## What is expected
In the listing below, identify each line with the word "title" and return those lines.
────────────────────────────────────────
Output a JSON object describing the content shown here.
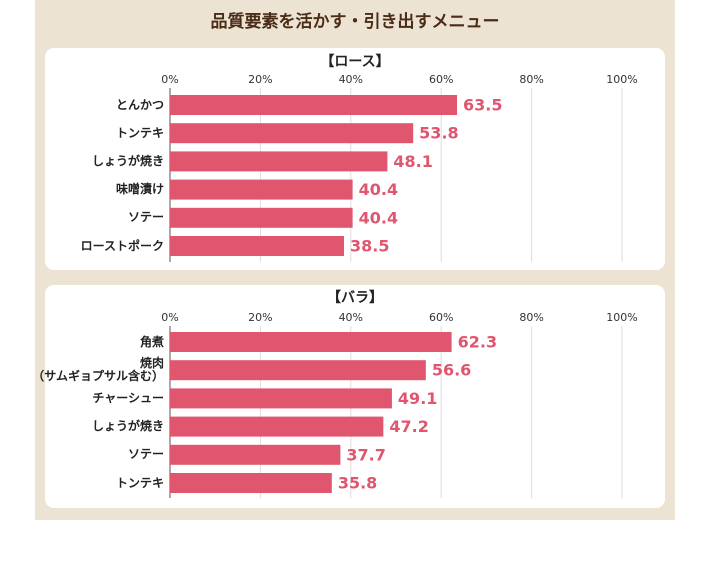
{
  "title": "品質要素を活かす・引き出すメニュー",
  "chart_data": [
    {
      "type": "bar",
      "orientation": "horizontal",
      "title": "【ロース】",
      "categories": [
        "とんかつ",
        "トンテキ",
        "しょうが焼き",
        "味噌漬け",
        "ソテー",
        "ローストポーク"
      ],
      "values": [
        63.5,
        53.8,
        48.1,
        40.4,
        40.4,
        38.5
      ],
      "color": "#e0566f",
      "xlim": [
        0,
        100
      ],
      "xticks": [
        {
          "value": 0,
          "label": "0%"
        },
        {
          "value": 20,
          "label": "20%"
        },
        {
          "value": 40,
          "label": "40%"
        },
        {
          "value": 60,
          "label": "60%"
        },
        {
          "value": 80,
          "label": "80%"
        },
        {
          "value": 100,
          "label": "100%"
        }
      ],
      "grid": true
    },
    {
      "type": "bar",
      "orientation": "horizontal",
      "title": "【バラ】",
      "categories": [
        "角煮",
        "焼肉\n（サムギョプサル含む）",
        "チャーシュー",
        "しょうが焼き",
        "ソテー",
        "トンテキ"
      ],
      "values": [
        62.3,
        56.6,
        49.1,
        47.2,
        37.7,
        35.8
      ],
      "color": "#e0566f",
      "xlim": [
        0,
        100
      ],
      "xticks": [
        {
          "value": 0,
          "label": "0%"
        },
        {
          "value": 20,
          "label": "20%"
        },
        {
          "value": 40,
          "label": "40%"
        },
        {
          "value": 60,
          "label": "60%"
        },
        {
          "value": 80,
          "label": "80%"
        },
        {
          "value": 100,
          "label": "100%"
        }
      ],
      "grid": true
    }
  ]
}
────────────────────────────────────────
## Completed exercise
  "title": "品質要素を活かす・引き出すメニュー",
      "title": "【ロース】",
      "title": "【バラ】",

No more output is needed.